** start DATA SECTION **
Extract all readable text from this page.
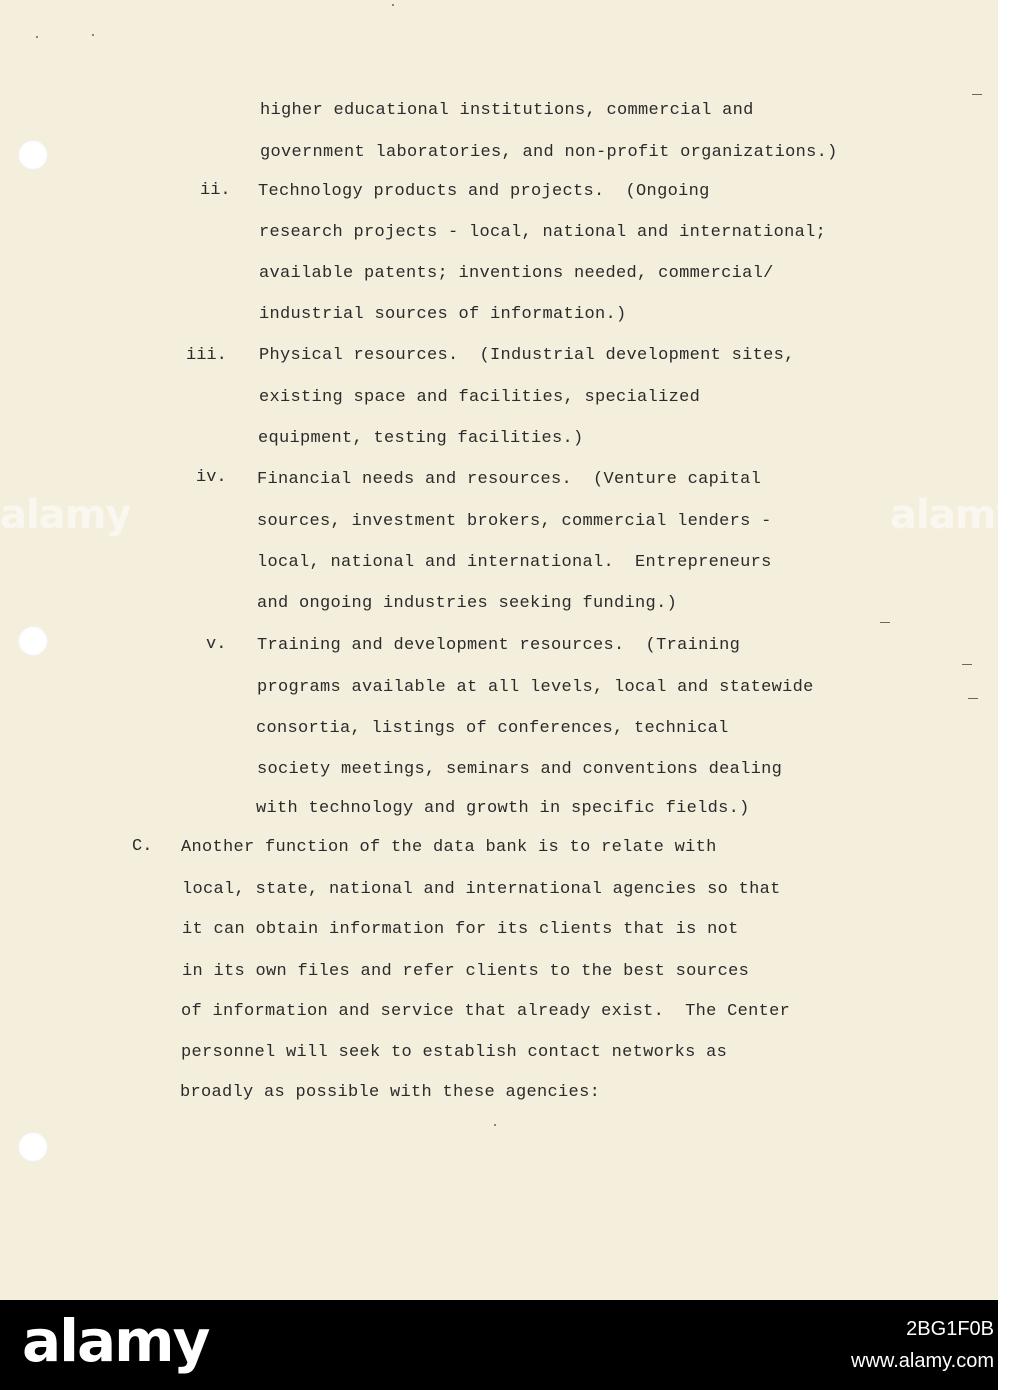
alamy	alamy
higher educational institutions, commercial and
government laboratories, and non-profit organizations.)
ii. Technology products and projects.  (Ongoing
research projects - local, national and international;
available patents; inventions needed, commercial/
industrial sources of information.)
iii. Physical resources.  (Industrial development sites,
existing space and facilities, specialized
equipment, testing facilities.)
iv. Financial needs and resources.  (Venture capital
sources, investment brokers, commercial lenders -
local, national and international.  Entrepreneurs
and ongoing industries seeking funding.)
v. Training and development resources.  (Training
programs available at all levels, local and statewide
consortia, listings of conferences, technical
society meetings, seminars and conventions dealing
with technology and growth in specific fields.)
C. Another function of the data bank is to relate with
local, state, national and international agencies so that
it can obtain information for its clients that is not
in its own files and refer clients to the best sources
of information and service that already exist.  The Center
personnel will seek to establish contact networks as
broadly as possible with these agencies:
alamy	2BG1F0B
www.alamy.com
** end DATA SECTION **
_WHAT YOU HAVE TO DO_
Look through the material above and pick out each line holding the word "that".

_RIGHT ANSWER_
local, state, national and international agencies so that
it can obtain information for its clients that is not
of information and service that already exist.  The Center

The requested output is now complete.